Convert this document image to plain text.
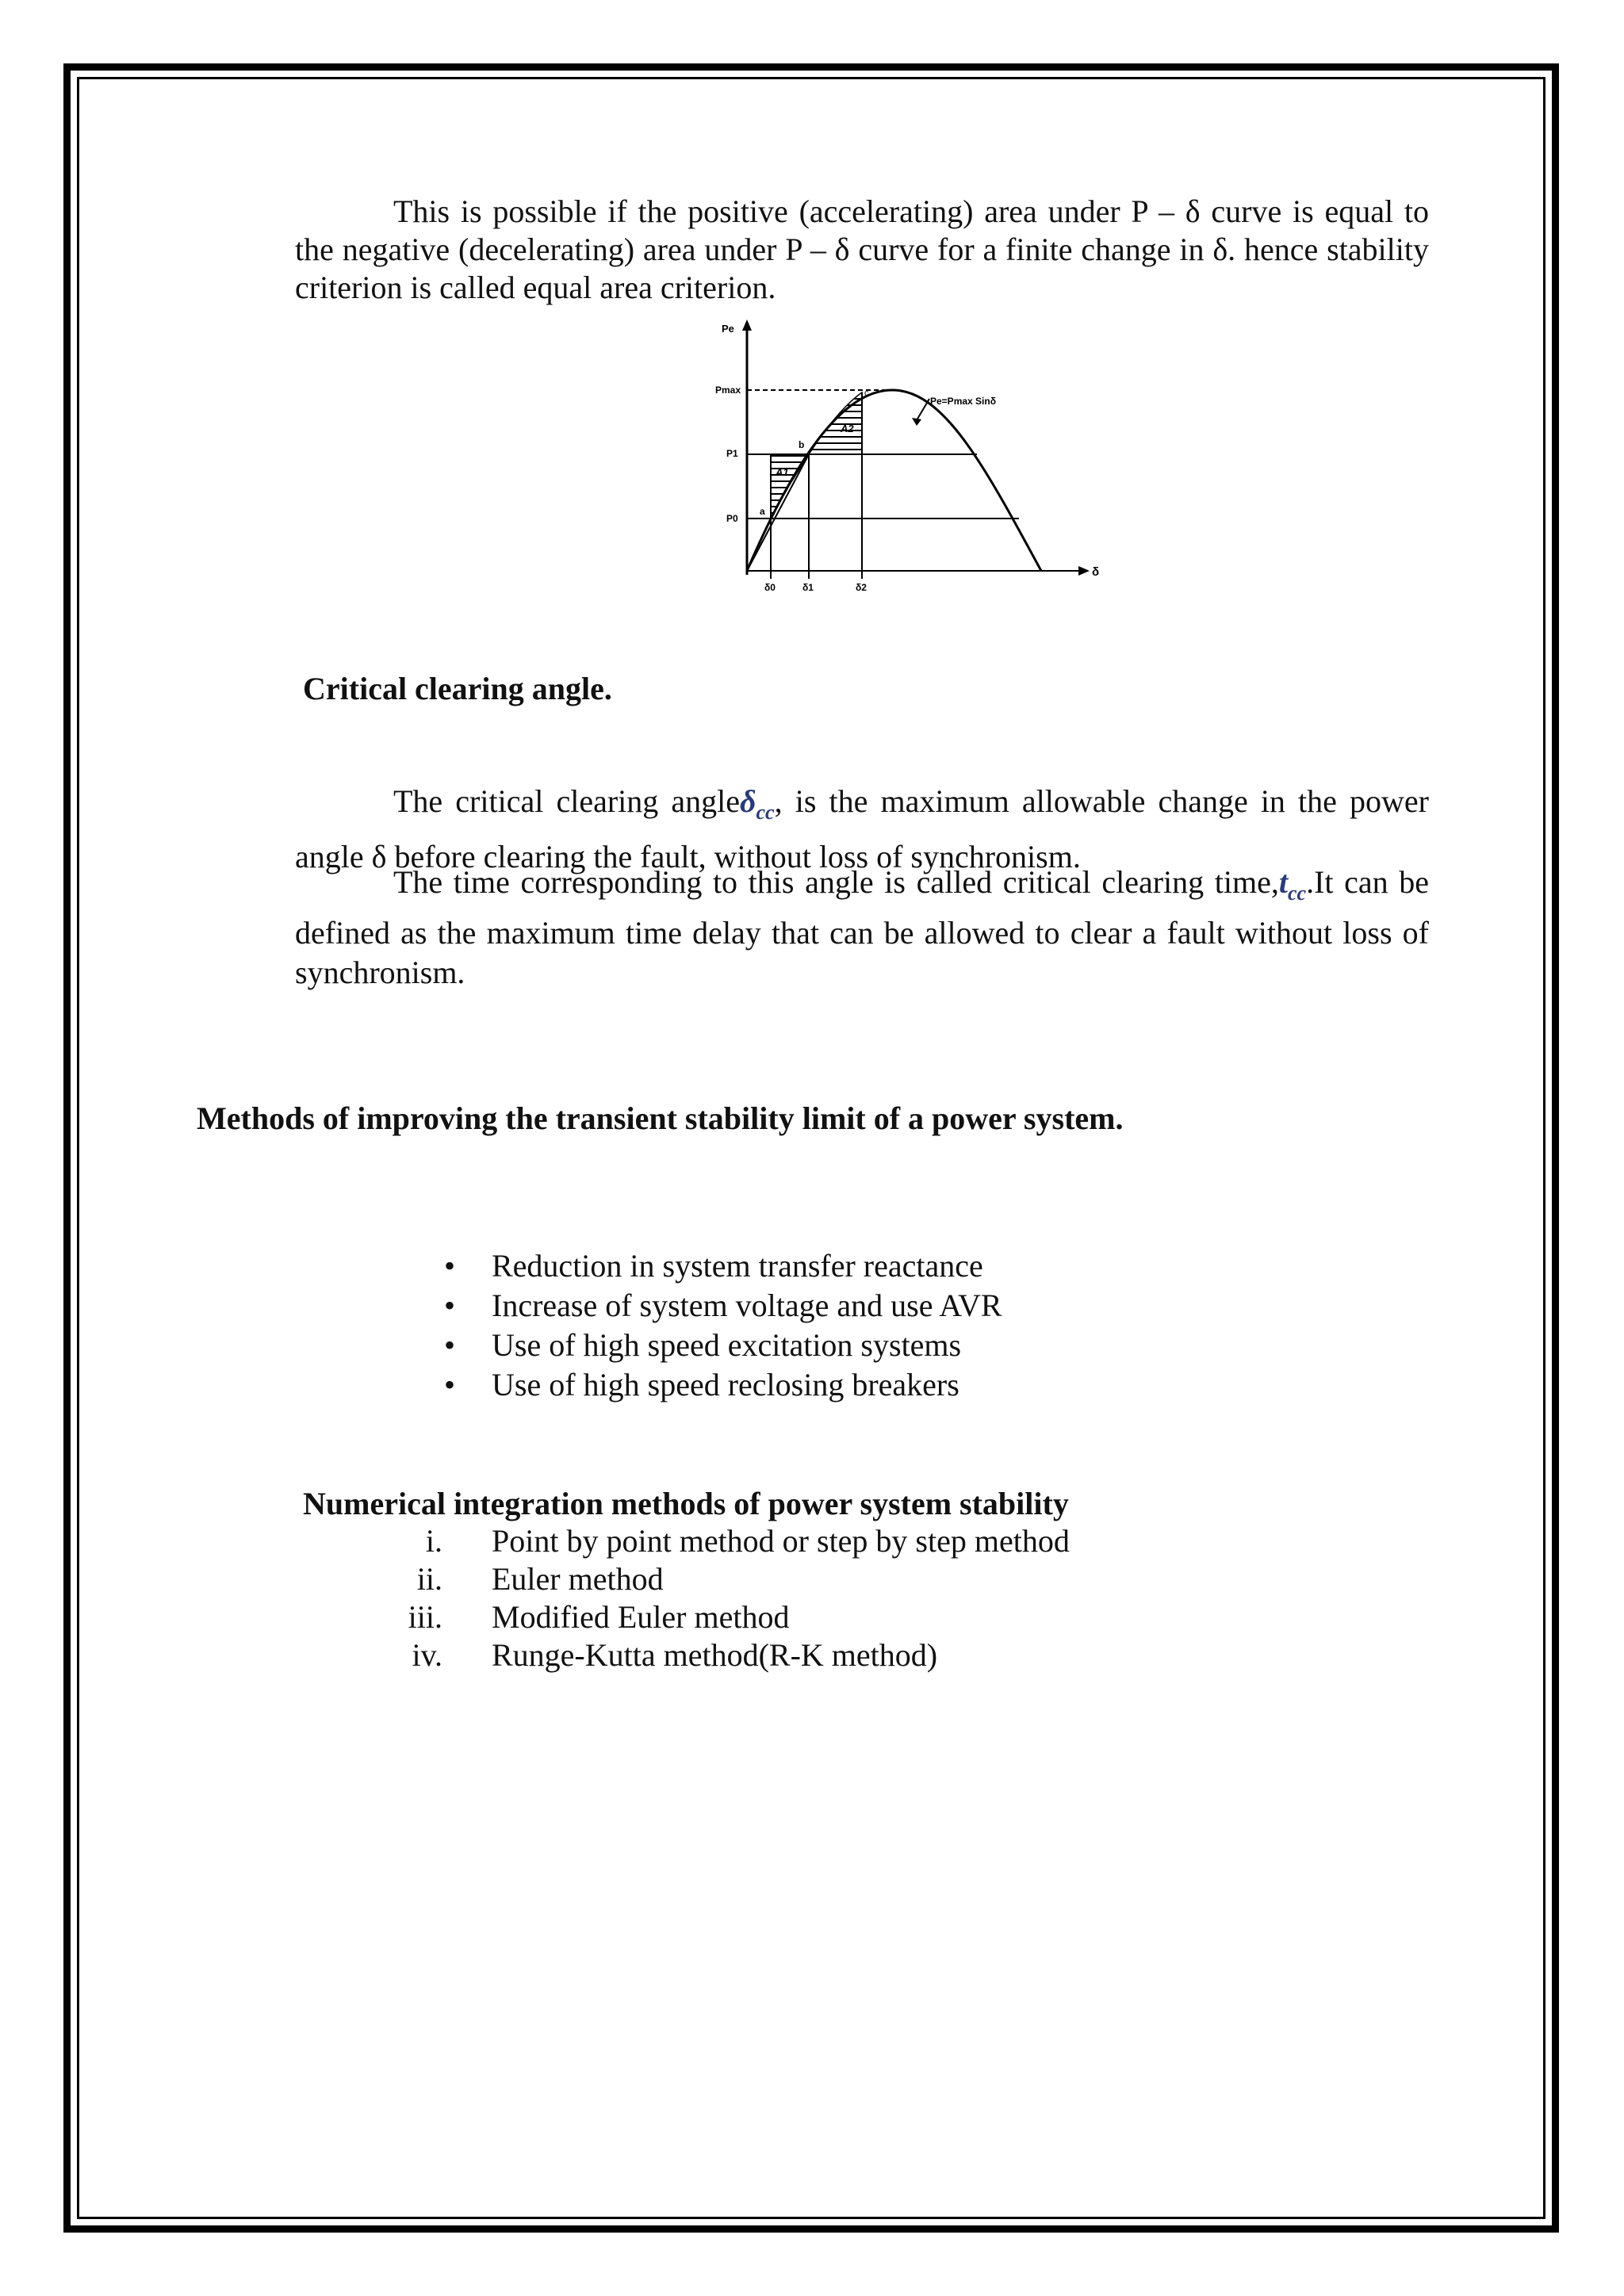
This is possible if the positive (accelerating) area under P – δ curve is equal to the negative (decelerating) area under P – δ curve for a finite change in δ. hence stability criterion is called equal area criterion.

Pe
Pmax
P1
P0
δ
δ0	δ1	δ2
a
b
c
A1
A2
Pe=Pmax Sinδ
Critical clearing angle.

The critical clearing angleδ$_{cc}$, is the maximum allowable change in the power angle δ before clearing the fault, without loss of synchronism.

The time corresponding to this angle is called critical clearing $time,t_{cc}.It$ can be defined as the maximum time delay that can be allowed to clear a fault without loss of synchronism.

Methods of improving the transient stability limit of a power system.
• Reduction in system transfer reactance
• Increase of system voltage and use AVR
• Use of high speed excitation systems
• Use of high speed reclosing breakers
Numerical integration methods of power system stability
i.	Point by point method or step by step method
ii.	Euler method
iii.	Modified Euler method
iv.	Runge-Kutta method(R-K method)
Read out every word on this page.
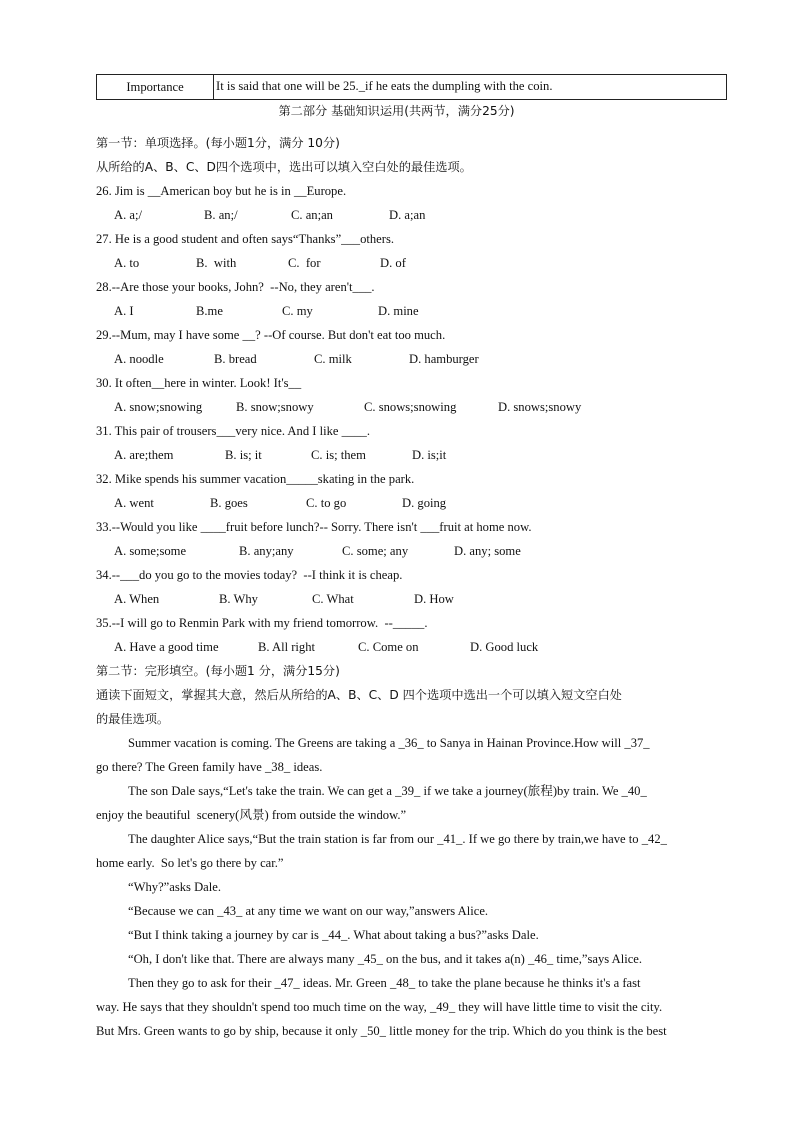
Importance	It is said that one will be 25._if he eats the dumpling with the coin.
第二部分 基础知识运用(共两节，满分25分)
第一节：单项选择。(每小题1分，满分 10分)
从所给的A、B、C、D四个选项中，选出可以填入空白处的最佳选项。
26. Jim is __American boy but he is in __Europe.
A. a;/	B. an;/	C. an;an	D. a;an
27. He is a good student and often says“Thanks”___others.
A. to	B.  with	C.  for	D. of
28.--Are those your books, John?  --No, they aren't___.
A. I	B.me	C. my	D. mine
29.--Mum, may I have some __? --Of course. But don't eat too much.
A. noodle	B. bread	C. milk	D. hamburger
30. It often__here in winter. Look! It's__
A. snow;snowing	B. snow;snowy	C. snows;snowing	D. snows;snowy
31. This pair of trousers___very nice. And I like ____.
A. are;them	B. is; it	C. is; them	D. is;it
32. Mike spends his summer vacation_____skating in the park.
A. went	B. goes	C. to go	D. going
33.--Would you like ____fruit before lunch?-- Sorry. There isn't ___fruit at home now.
A. some;some	B. any;any	C. some; any	D. any; some
34.--___do you go to the movies today?  --I think it is cheap.
A. When	B. Why	C. What	D. How
35.--I will go to Renmin Park with my friend tomorrow.  --_____.
A. Have a good time	B. All right	C. Come on	D. Good luck
第二节：完形填空。(每小题1 分，满分15分)
通读下面短文，掌握其大意，然后从所给的A、B、C、D 四个选项中选出一个可以填入短文空白处
的最佳选项。
Summer vacation is coming. The Greens are taking a _36_ to Sanya in Hainan Province.How will _37_
go there? The Green family have _38_ ideas.
The son Dale says,“Let's take the train. We can get a _39_ if we take a journey(旅程)by train. We _40_
enjoy the beautiful  scenery(风景) from outside the window.”
The daughter Alice says,“But the train station is far from our _41_. If we go there by train,we have to _42_
home early.  So let's go there by car.”
“Why?”asks Dale.
“Because we can _43_ at any time we want on our way,”answers Alice.
“But I think taking a journey by car is _44_. What about taking a bus?”asks Dale.
“Oh, I don't like that. There are always many _45_ on the bus, and it takes a(n) _46_ time,”says Alice.
Then they go to ask for their _47_ ideas. Mr. Green _48_ to take the plane because he thinks it's a fast
way. He says that they shouldn't spend too much time on the way, _49_ they will have little time to visit the city.
But Mrs. Green wants to go by ship, because it only _50_ little money for the trip. Which do you think is the best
------------------------
- [STATED PROBLEM]
Lines that hold "ideas" are the ones to copy; find all of them.

- [EXERCISE RESULT]
go there? The Green family have _38_ ideas.
Then they go to ask for their _47_ ideas. Mr. Green _48_ to take the plane because he thinks it's a fast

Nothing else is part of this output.